Exercise requirements
Would you quote the material below in full and unchanged?
** start of Recorded data **
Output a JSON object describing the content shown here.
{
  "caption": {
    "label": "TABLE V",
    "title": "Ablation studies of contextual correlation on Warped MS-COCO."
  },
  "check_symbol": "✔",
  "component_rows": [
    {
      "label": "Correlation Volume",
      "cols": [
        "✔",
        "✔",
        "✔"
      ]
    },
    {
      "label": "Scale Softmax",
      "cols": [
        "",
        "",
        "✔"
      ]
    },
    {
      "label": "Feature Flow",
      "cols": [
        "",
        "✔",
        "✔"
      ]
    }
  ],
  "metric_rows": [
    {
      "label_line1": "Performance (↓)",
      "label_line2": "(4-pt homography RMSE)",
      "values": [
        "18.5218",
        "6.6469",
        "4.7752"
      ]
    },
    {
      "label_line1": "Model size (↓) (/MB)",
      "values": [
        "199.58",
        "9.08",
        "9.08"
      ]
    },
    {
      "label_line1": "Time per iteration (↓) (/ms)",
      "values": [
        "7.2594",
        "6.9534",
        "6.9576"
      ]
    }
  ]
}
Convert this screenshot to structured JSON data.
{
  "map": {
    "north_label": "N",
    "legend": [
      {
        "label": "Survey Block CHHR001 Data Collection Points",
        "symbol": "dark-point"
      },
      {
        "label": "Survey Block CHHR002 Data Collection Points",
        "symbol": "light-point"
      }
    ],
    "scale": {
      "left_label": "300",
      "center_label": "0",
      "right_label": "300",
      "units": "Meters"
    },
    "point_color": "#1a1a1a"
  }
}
** end of Recorded data **
Reply
Output a JSON object describing the content shown here.
{
  "caption": {
    "label": "TABLE V",
    "title": "Ablation studies of contextual correlation on Warped MS-COCO."
  },
  "check_symbol": "✔",
  "component_rows": [
    {
      "label": "Correlation Volume",
      "cols": [
        "✔",
        "✔",
        "✔"
      ]
    },
    {
      "label": "Scale Softmax",
      "cols": [
        "",
        "",
        "✔"
      ]
    },
    {
      "label": "Feature Flow",
      "cols": [
        "",
        "✔",
        "✔"
      ]
    }
  ],
  "metric_rows": [
    {
      "label_line1": "Performance (↓)",
      "label_line2": "(4-pt homography RMSE)",
      "values": [
        "18.5218",
        "6.6469",
        "4.7752"
      ]
    },
    {
      "label_line1": "Model size (↓) (/MB)",
      "values": [
        "199.58",
        "9.08",
        "9.08"
      ]
    },
    {
      "label_line1": "Time per iteration (↓) (/ms)",
      "values": [
        "7.2594",
        "6.9534",
        "6.9576"
      ]
    }
  ]
}
Convert this screenshot to structured JSON data.
{
  "map": {
    "north_label": "N",
    "legend": [
      {
        "label": "Survey Block CHHR001 Data Collection Points",
        "symbol": "dark-point"
      },
      {
        "label": "Survey Block CHHR002 Data Collection Points",
        "symbol": "light-point"
      }
    ],
    "scale": {
      "left_label": "300",
      "center_label": "0",
      "right_label": "300",
      "units": "Meters"
    },
    "point_color": "#1a1a1a"
  }
}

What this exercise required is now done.